» **TASK BRIEF**
Identify all lines below that hold "finestre" and collect them.

------------------------------------------------------------

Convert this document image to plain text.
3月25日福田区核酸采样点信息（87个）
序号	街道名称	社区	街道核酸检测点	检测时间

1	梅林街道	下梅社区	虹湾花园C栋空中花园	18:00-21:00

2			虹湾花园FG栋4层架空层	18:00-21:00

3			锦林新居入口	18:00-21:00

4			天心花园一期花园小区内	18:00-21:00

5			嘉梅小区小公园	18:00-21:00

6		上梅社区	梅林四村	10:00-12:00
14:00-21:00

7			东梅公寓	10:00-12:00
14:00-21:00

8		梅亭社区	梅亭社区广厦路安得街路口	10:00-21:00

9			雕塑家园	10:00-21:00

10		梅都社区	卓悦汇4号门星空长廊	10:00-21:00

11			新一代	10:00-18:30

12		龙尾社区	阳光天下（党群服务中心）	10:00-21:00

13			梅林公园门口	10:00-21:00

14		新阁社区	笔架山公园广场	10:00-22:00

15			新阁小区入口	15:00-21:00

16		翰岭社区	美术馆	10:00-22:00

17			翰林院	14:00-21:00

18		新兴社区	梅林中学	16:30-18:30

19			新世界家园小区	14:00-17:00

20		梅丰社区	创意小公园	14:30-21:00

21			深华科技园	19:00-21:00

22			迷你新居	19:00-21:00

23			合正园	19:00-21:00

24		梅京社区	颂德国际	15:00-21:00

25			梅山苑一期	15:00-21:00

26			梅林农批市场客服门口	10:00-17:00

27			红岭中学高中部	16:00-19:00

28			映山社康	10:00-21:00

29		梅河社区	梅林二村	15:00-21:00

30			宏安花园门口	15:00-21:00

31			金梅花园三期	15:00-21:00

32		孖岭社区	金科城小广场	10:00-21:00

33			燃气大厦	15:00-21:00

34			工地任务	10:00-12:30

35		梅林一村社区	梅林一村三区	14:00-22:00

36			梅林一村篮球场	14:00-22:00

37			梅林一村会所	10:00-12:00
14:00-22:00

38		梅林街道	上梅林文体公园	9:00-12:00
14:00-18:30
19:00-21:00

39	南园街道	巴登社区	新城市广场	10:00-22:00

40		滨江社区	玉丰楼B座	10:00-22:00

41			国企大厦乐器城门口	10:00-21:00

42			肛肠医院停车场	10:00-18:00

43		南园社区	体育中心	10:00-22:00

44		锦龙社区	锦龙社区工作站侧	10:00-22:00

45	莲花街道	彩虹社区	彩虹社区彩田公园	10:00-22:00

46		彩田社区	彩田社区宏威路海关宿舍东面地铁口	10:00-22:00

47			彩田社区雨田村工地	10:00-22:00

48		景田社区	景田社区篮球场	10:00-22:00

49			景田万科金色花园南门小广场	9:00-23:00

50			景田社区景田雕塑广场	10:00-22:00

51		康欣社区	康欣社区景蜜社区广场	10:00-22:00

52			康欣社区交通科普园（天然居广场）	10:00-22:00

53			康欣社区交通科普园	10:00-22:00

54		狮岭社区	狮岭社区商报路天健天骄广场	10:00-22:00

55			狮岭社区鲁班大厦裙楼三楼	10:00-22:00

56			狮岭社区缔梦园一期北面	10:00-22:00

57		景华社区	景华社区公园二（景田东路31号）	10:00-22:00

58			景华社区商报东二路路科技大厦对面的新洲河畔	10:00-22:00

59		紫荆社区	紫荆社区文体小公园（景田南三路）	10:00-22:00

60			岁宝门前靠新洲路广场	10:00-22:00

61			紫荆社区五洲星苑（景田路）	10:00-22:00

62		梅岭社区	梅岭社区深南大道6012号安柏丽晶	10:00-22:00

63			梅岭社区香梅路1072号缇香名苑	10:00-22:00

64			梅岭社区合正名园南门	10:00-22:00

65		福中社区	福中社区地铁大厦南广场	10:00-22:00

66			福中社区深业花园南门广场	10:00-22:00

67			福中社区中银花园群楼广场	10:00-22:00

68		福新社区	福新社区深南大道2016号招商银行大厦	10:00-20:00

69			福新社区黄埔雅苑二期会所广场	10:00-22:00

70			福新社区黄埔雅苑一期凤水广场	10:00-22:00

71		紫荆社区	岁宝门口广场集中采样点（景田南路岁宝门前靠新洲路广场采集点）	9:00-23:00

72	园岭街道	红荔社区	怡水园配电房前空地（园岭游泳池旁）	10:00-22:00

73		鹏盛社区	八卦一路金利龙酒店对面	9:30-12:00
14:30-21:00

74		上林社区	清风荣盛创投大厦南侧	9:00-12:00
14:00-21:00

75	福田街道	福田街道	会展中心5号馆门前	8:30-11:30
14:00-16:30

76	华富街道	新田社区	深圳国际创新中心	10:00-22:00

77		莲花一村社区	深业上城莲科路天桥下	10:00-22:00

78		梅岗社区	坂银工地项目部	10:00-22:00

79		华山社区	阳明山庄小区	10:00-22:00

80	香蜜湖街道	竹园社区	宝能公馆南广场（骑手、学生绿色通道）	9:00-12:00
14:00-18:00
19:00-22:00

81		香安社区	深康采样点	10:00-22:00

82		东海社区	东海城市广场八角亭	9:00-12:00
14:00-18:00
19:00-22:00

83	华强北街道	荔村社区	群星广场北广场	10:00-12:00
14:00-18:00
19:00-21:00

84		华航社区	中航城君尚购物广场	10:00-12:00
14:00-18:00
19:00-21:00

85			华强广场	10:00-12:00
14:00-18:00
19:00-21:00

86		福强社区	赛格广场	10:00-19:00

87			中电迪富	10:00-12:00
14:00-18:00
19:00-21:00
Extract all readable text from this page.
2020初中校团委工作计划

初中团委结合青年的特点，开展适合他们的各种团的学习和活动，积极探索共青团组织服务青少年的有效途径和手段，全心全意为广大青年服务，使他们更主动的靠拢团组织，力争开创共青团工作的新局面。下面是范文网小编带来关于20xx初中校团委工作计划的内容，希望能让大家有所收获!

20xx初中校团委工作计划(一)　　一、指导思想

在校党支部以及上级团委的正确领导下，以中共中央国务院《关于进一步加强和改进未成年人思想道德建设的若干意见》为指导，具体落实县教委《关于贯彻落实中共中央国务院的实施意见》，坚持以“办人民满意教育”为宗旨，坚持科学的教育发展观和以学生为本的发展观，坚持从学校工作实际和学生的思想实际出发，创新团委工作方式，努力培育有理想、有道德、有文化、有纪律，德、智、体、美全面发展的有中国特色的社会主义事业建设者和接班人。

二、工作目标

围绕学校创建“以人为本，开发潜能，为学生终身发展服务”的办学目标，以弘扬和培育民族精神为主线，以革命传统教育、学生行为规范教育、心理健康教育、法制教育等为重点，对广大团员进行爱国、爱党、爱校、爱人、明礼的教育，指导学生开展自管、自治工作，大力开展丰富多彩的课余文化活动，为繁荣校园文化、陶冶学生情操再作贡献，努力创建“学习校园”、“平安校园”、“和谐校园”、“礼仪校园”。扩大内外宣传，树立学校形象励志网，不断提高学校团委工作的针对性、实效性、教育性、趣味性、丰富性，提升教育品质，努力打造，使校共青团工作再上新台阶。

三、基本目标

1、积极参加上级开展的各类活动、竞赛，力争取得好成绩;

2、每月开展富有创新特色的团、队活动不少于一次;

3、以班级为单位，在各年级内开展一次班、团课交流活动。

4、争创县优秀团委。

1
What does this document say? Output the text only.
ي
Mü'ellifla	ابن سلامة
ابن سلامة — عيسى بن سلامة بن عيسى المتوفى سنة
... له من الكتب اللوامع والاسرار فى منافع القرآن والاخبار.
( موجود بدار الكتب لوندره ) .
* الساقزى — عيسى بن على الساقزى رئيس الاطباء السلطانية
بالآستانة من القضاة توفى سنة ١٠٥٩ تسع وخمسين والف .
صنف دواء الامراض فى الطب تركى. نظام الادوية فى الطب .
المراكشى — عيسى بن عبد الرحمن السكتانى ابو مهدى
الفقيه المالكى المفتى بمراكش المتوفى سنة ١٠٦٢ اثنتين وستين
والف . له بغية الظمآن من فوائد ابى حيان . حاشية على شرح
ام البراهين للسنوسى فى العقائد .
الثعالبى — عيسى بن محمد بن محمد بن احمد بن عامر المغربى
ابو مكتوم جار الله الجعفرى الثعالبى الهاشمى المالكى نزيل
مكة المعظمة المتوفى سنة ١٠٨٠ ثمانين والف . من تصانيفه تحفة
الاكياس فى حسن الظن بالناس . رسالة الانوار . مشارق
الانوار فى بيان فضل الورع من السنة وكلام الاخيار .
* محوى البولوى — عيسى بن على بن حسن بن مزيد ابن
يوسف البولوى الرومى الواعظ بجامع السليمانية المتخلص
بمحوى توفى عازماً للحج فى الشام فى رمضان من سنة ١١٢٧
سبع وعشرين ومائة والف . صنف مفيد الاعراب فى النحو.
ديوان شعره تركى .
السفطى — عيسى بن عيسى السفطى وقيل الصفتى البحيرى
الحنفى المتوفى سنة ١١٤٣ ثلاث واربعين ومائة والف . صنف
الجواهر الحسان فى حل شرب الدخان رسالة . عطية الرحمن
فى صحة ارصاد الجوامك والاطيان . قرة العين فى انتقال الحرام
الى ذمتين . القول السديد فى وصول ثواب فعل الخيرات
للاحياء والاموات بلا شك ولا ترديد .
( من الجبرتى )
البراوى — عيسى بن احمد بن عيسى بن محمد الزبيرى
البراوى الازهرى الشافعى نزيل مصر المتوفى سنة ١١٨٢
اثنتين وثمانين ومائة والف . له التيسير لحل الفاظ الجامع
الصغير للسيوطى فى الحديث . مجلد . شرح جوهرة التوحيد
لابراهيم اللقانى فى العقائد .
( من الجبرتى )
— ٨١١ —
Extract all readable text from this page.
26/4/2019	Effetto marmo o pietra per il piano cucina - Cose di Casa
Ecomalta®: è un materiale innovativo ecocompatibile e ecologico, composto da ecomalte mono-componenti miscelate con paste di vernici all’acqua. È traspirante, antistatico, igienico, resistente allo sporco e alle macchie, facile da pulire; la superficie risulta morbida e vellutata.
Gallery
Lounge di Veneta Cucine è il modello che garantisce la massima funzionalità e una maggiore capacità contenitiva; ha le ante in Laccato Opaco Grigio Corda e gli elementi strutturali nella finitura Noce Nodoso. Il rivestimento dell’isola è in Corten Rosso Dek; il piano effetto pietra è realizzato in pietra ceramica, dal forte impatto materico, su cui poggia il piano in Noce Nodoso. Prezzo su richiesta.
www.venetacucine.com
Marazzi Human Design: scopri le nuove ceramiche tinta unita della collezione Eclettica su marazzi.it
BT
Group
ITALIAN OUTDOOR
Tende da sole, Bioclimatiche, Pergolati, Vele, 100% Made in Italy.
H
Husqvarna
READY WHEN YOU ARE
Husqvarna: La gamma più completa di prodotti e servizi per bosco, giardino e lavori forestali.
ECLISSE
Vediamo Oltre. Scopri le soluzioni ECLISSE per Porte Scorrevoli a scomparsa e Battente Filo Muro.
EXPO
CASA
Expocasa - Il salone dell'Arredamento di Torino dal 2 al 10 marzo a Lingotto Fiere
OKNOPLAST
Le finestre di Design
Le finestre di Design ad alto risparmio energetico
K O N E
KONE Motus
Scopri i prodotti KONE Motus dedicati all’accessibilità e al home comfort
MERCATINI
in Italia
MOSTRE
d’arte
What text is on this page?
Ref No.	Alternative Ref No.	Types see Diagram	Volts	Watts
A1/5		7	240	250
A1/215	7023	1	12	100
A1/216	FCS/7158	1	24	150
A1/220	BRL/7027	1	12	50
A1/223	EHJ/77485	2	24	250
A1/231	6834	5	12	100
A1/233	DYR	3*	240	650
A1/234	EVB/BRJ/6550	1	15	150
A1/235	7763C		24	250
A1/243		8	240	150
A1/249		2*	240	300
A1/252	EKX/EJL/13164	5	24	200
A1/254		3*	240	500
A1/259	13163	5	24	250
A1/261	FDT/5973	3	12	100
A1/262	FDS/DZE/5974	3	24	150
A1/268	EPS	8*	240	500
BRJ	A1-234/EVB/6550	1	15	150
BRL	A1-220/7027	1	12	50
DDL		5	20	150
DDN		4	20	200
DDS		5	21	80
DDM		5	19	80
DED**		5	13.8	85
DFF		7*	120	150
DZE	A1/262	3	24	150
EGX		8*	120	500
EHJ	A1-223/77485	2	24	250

------------------------------------------------------------

» **RIGHT ANSWER**
Le finestre di Design
Le finestre di Design ad alto risparmio energetico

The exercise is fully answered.